Material shown start
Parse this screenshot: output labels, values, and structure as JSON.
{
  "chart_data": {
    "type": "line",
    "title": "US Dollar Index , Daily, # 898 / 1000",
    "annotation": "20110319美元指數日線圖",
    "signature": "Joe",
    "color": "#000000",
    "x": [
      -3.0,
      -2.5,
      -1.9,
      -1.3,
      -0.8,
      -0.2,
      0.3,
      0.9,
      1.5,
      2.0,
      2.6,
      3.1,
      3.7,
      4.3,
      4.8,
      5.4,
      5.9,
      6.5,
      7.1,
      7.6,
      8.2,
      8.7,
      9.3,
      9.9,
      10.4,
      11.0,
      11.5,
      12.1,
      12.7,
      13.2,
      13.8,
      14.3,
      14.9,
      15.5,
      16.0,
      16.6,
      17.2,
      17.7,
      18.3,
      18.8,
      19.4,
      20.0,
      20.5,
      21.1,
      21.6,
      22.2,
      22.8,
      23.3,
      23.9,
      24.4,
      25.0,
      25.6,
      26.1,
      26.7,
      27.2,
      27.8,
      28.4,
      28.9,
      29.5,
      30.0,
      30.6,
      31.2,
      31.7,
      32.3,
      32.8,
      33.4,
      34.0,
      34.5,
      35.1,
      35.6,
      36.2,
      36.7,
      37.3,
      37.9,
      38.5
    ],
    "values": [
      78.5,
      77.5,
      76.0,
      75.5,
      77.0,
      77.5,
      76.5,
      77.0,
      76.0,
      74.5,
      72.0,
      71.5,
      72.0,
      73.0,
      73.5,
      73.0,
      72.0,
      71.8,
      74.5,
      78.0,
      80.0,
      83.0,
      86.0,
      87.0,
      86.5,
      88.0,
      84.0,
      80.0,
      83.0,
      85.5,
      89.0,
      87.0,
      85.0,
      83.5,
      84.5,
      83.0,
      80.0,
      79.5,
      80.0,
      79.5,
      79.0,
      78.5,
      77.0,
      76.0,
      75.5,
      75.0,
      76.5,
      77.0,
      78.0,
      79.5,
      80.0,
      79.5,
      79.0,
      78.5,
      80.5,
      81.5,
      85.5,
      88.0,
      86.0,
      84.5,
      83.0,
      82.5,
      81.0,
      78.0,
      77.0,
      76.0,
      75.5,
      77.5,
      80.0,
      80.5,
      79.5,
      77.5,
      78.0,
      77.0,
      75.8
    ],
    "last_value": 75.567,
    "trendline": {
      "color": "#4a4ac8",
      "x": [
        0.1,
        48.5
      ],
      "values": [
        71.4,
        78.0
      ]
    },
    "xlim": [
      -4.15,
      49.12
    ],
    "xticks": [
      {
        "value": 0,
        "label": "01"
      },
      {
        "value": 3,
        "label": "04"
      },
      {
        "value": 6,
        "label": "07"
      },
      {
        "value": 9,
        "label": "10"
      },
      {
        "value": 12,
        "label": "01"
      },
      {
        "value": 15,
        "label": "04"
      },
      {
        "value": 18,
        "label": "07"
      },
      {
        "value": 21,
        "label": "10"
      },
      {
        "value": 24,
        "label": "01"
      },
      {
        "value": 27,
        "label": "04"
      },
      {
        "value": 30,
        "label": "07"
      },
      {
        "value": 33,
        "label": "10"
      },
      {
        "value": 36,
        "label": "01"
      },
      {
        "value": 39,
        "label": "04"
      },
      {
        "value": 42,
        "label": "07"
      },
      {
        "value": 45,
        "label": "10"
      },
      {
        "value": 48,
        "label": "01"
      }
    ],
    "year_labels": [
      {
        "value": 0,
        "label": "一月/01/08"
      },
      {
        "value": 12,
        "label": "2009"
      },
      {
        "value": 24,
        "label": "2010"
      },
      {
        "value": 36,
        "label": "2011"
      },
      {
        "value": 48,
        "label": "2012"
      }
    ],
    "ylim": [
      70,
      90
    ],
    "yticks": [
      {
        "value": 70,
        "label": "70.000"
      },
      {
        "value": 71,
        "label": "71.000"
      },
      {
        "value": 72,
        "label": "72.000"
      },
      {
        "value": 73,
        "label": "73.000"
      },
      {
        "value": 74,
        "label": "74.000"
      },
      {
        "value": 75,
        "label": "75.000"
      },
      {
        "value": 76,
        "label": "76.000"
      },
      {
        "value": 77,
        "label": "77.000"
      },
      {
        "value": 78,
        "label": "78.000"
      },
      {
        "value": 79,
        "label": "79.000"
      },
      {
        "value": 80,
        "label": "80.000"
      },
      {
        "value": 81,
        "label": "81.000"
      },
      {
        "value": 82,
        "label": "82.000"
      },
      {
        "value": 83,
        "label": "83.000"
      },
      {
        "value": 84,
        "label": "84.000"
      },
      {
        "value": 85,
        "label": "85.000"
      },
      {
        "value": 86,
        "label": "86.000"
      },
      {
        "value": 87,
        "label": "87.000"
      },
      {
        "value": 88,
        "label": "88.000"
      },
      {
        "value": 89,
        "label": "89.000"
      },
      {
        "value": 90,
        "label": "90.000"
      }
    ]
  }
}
Material shown end
Quote the data in full, keeping each word unchanged.

**Output:**
Parse this screenshot: output labels, values, and structure as JSON.
{
  "chart_data": {
    "type": "line",
    "title": "US Dollar Index , Daily, # 898 / 1000",
    "annotation": "20110319美元指數日線圖",
    "signature": "Joe",
    "color": "#000000",
    "x": [
      -3.0,
      -2.5,
      -1.9,
      -1.3,
      -0.8,
      -0.2,
      0.3,
      0.9,
      1.5,
      2.0,
      2.6,
      3.1,
      3.7,
      4.3,
      4.8,
      5.4,
      5.9,
      6.5,
      7.1,
      7.6,
      8.2,
      8.7,
      9.3,
      9.9,
      10.4,
      11.0,
      11.5,
      12.1,
      12.7,
      13.2,
      13.8,
      14.3,
      14.9,
      15.5,
      16.0,
      16.6,
      17.2,
      17.7,
      18.3,
      18.8,
      19.4,
      20.0,
      20.5,
      21.1,
      21.6,
      22.2,
      22.8,
      23.3,
      23.9,
      24.4,
      25.0,
      25.6,
      26.1,
      26.7,
      27.2,
      27.8,
      28.4,
      28.9,
      29.5,
      30.0,
      30.6,
      31.2,
      31.7,
      32.3,
      32.8,
      33.4,
      34.0,
      34.5,
      35.1,
      35.6,
      36.2,
      36.7,
      37.3,
      37.9,
      38.5
    ],
    "values": [
      78.5,
      77.5,
      76.0,
      75.5,
      77.0,
      77.5,
      76.5,
      77.0,
      76.0,
      74.5,
      72.0,
      71.5,
      72.0,
      73.0,
      73.5,
      73.0,
      72.0,
      71.8,
      74.5,
      78.0,
      80.0,
      83.0,
      86.0,
      87.0,
      86.5,
      88.0,
      84.0,
      80.0,
      83.0,
      85.5,
      89.0,
      87.0,
      85.0,
      83.5,
      84.5,
      83.0,
      80.0,
      79.5,
      80.0,
      79.5,
      79.0,
      78.5,
      77.0,
      76.0,
      75.5,
      75.0,
      76.5,
      77.0,
      78.0,
      79.5,
      80.0,
      79.5,
      79.0,
      78.5,
      80.5,
      81.5,
      85.5,
      88.0,
      86.0,
      84.5,
      83.0,
      82.5,
      81.0,
      78.0,
      77.0,
      76.0,
      75.5,
      77.5,
      80.0,
      80.5,
      79.5,
      77.5,
      78.0,
      77.0,
      75.8
    ],
    "last_value": 75.567,
    "trendline": {
      "color": "#4a4ac8",
      "x": [
        0.1,
        48.5
      ],
      "values": [
        71.4,
        78.0
      ]
    },
    "xlim": [
      -4.15,
      49.12
    ],
    "xticks": [
      {
        "value": 0,
        "label": "01"
      },
      {
        "value": 3,
        "label": "04"
      },
      {
        "value": 6,
        "label": "07"
      },
      {
        "value": 9,
        "label": "10"
      },
      {
        "value": 12,
        "label": "01"
      },
      {
        "value": 15,
        "label": "04"
      },
      {
        "value": 18,
        "label": "07"
      },
      {
        "value": 21,
        "label": "10"
      },
      {
        "value": 24,
        "label": "01"
      },
      {
        "value": 27,
        "label": "04"
      },
      {
        "value": 30,
        "label": "07"
      },
      {
        "value": 33,
        "label": "10"
      },
      {
        "value": 36,
        "label": "01"
      },
      {
        "value": 39,
        "label": "04"
      },
      {
        "value": 42,
        "label": "07"
      },
      {
        "value": 45,
        "label": "10"
      },
      {
        "value": 48,
        "label": "01"
      }
    ],
    "year_labels": [
      {
        "value": 0,
        "label": "一月/01/08"
      },
      {
        "value": 12,
        "label": "2009"
      },
      {
        "value": 24,
        "label": "2010"
      },
      {
        "value": 36,
        "label": "2011"
      },
      {
        "value": 48,
        "label": "2012"
      }
    ],
    "ylim": [
      70,
      90
    ],
    "yticks": [
      {
        "value": 70,
        "label": "70.000"
      },
      {
        "value": 71,
        "label": "71.000"
      },
      {
        "value": 72,
        "label": "72.000"
      },
      {
        "value": 73,
        "label": "73.000"
      },
      {
        "value": 74,
        "label": "74.000"
      },
      {
        "value": 75,
        "label": "75.000"
      },
      {
        "value": 76,
        "label": "76.000"
      },
      {
        "value": 77,
        "label": "77.000"
      },
      {
        "value": 78,
        "label": "78.000"
      },
      {
        "value": 79,
        "label": "79.000"
      },
      {
        "value": 80,
        "label": "80.000"
      },
      {
        "value": 81,
        "label": "81.000"
      },
      {
        "value": 82,
        "label": "82.000"
      },
      {
        "value": 83,
        "label": "83.000"
      },
      {
        "value": 84,
        "label": "84.000"
      },
      {
        "value": 85,
        "label": "85.000"
      },
      {
        "value": 86,
        "label": "86.000"
      },
      {
        "value": 87,
        "label": "87.000"
      },
      {
        "value": 88,
        "label": "88.000"
      },
      {
        "value": 89,
        "label": "89.000"
      },
      {
        "value": 90,
        "label": "90.000"
      }
    ]
  }
}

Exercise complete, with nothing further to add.